▸ **DATA FOR THIS EXERCISE**

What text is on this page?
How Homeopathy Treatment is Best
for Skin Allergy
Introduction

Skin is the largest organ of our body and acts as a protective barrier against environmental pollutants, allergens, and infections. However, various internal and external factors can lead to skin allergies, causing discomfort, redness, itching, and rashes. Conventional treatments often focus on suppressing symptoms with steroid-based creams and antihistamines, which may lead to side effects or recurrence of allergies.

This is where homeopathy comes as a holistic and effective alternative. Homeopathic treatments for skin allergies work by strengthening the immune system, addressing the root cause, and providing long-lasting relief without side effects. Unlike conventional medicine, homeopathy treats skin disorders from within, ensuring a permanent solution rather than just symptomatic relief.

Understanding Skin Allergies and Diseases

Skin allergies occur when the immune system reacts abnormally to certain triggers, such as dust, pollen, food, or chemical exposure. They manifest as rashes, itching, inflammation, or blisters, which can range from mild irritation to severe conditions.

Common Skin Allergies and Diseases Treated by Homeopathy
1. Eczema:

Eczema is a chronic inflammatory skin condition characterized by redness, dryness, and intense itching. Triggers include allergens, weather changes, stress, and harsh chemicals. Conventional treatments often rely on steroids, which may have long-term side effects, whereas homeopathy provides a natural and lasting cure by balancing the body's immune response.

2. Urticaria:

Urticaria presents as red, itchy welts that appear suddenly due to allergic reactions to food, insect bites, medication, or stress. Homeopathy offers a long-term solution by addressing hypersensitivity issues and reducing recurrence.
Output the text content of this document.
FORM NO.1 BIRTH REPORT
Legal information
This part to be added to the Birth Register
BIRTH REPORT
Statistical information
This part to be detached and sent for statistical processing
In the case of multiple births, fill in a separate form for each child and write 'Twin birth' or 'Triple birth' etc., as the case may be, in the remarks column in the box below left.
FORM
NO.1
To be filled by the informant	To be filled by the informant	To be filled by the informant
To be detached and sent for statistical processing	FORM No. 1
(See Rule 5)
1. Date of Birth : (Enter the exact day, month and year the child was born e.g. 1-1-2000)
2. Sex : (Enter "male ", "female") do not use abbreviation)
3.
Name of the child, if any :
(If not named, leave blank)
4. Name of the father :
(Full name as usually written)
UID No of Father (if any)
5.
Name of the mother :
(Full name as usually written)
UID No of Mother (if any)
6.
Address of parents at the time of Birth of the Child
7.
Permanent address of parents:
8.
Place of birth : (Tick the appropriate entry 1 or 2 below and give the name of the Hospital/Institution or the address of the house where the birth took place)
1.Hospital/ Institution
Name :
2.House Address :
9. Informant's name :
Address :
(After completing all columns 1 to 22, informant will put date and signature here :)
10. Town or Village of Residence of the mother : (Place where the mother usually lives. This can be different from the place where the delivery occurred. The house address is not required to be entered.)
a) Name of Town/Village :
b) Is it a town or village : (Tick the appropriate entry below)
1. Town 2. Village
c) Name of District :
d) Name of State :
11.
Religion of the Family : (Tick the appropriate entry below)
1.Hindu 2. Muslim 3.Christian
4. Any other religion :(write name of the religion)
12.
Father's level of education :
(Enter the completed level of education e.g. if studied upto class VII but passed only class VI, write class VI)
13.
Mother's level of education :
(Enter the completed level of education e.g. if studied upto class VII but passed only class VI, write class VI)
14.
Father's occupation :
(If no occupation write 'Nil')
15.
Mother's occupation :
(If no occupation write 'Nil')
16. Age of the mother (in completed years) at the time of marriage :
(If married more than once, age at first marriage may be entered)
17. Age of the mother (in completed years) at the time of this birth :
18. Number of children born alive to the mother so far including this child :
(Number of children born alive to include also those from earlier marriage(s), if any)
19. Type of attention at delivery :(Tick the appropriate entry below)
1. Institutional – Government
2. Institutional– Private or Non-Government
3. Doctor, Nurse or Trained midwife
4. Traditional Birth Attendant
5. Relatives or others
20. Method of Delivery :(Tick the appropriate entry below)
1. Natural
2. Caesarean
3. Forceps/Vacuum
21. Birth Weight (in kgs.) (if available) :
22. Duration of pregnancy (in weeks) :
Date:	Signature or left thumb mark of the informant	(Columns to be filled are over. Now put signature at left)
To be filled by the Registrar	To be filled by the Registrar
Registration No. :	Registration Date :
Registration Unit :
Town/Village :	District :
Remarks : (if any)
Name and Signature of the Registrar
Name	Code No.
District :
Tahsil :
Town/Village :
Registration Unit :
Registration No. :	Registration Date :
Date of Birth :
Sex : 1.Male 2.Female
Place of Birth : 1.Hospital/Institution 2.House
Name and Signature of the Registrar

▸ **WORK TO COMPLETE**
The full set of records should be duplicated exactly.

▸ **ANSWER BELOW**
What text is on this page?
How Homeopathy Treatment is Best
for Skin Allergy
Introduction

Skin is the largest organ of our body and acts as a protective barrier against environmental pollutants, allergens, and infections. However, various internal and external factors can lead to skin allergies, causing discomfort, redness, itching, and rashes. Conventional treatments often focus on suppressing symptoms with steroid-based creams and antihistamines, which may lead to side effects or recurrence of allergies.

This is where homeopathy comes as a holistic and effective alternative. Homeopathic treatments for skin allergies work by strengthening the immune system, addressing the root cause, and providing long-lasting relief without side effects. Unlike conventional medicine, homeopathy treats skin disorders from within, ensuring a permanent solution rather than just symptomatic relief.

Understanding Skin Allergies and Diseases

Skin allergies occur when the immune system reacts abnormally to certain triggers, such as dust, pollen, food, or chemical exposure. They manifest as rashes, itching, inflammation, or blisters, which can range from mild irritation to severe conditions.

Common Skin Allergies and Diseases Treated by Homeopathy
1. Eczema:

Eczema is a chronic inflammatory skin condition characterized by redness, dryness, and intense itching. Triggers include allergens, weather changes, stress, and harsh chemicals. Conventional treatments often rely on steroids, which may have long-term side effects, whereas homeopathy provides a natural and lasting cure by balancing the body's immune response.

2. Urticaria:

Urticaria presents as red, itchy welts that appear suddenly due to allergic reactions to food, insect bites, medication, or stress. Homeopathy offers a long-term solution by addressing hypersensitivity issues and reducing recurrence.
Output the text content of this document.
FORM NO.1 BIRTH REPORT
Legal information
This part to be added to the Birth Register
BIRTH REPORT
Statistical information
This part to be detached and sent for statistical processing
In the case of multiple births, fill in a separate form for each child and write 'Twin birth' or 'Triple birth' etc., as the case may be, in the remarks column in the box below left.
FORM
NO.1
To be filled by the informant	To be filled by the informant	To be filled by the informant
To be detached and sent for statistical processing	FORM No. 1
(See Rule 5)
1. Date of Birth : (Enter the exact day, month and year the child was born e.g. 1-1-2000)
2. Sex : (Enter "male ", "female") do not use abbreviation)
3.
Name of the child, if any :
(If not named, leave blank)
4. Name of the father :
(Full name as usually written)
UID No of Father (if any)
5.
Name of the mother :
(Full name as usually written)
UID No of Mother (if any)
6.
Address of parents at the time of Birth of the Child
7.
Permanent address of parents:
8.
Place of birth : (Tick the appropriate entry 1 or 2 below and give the name of the Hospital/Institution or the address of the house where the birth took place)
1.Hospital/ Institution
Name :
2.House Address :
9. Informant's name :
Address :
(After completing all columns 1 to 22, informant will put date and signature here :)
10. Town or Village of Residence of the mother : (Place where the mother usually lives. This can be different from the place where the delivery occurred. The house address is not required to be entered.)
a) Name of Town/Village :
b) Is it a town or village : (Tick the appropriate entry below)
1. Town 2. Village
c) Name of District :
d) Name of State :
11.
Religion of the Family : (Tick the appropriate entry below)
1.Hindu 2. Muslim 3.Christian
4. Any other religion :(write name of the religion)
12.
Father's level of education :
(Enter the completed level of education e.g. if studied upto class VII but passed only class VI, write class VI)
13.
Mother's level of education :
(Enter the completed level of education e.g. if studied upto class VII but passed only class VI, write class VI)
14.
Father's occupation :
(If no occupation write 'Nil')
15.
Mother's occupation :
(If no occupation write 'Nil')
16. Age of the mother (in completed years) at the time of marriage :
(If married more than once, age at first marriage may be entered)
17. Age of the mother (in completed years) at the time of this birth :
18. Number of children born alive to the mother so far including this child :
(Number of children born alive to include also those from earlier marriage(s), if any)
19. Type of attention at delivery :(Tick the appropriate entry below)
1. Institutional – Government
2. Institutional– Private or Non-Government
3. Doctor, Nurse or Trained midwife
4. Traditional Birth Attendant
5. Relatives or others
20. Method of Delivery :(Tick the appropriate entry below)
1. Natural
2. Caesarean
3. Forceps/Vacuum
21. Birth Weight (in kgs.) (if available) :
22. Duration of pregnancy (in weeks) :
Date:	Signature or left thumb mark of the informant	(Columns to be filled are over. Now put signature at left)
To be filled by the Registrar	To be filled by the Registrar
Registration No. :	Registration Date :
Registration Unit :
Town/Village :	District :
Remarks : (if any)
Name and Signature of the Registrar
Name	Code No.
District :
Tahsil :
Town/Village :
Registration Unit :
Registration No. :	Registration Date :
Date of Birth :
Sex : 1.Male 2.Female
Place of Birth : 1.Hospital/Institution 2.House
Name and Signature of the Registrar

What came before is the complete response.